Extracted data entries
>> Begin

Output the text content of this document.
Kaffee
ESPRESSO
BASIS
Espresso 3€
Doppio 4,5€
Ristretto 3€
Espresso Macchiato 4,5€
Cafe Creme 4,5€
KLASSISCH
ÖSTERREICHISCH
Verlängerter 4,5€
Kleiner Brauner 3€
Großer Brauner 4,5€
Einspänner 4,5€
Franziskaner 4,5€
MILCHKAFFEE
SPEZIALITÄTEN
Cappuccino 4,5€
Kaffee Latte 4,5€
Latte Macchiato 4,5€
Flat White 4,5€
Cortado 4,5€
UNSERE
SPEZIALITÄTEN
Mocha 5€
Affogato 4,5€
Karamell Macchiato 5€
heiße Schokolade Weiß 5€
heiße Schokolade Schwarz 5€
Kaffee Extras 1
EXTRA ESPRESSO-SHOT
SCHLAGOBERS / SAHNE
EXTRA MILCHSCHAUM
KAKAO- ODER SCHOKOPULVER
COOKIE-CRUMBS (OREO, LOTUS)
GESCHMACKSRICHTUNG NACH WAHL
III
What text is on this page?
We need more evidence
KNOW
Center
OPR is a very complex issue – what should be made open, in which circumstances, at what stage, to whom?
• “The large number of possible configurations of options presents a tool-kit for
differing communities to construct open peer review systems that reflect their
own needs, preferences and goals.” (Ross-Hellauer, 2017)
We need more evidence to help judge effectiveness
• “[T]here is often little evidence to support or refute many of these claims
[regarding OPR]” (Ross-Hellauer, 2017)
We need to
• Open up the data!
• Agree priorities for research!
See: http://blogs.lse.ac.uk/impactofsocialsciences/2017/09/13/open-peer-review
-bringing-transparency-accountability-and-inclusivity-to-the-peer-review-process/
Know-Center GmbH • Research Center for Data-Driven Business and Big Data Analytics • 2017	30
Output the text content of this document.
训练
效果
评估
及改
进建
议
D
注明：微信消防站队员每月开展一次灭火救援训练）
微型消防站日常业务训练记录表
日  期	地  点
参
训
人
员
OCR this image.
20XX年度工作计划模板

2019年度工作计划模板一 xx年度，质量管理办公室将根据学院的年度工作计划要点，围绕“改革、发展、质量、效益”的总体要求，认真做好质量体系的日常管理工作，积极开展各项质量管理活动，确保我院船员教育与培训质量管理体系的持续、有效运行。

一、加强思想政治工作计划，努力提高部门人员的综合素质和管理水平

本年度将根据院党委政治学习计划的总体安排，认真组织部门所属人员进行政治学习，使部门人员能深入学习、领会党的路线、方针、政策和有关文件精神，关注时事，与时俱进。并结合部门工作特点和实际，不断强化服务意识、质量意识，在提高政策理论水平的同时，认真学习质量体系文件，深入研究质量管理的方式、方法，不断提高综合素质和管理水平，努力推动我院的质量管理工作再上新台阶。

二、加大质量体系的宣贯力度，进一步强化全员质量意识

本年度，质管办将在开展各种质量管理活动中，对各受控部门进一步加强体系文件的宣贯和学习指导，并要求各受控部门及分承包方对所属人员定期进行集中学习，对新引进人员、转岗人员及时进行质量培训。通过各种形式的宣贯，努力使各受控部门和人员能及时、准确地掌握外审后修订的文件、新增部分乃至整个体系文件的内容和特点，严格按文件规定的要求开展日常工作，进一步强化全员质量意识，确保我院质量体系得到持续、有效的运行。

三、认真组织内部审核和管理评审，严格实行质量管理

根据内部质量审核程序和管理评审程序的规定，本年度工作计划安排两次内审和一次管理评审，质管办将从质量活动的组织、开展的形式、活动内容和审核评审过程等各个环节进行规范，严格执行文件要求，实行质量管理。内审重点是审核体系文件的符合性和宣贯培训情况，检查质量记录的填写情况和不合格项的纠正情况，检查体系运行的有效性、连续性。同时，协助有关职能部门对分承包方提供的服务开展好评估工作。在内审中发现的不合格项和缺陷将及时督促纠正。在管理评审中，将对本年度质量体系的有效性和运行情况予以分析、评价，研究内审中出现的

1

>> End

Work to complete:
Pick out every line with the string "Schokolade" and copy it.

Solved exercise:
heiße Schokolade Weiß 5€
heiße Schokolade Schwarz 5€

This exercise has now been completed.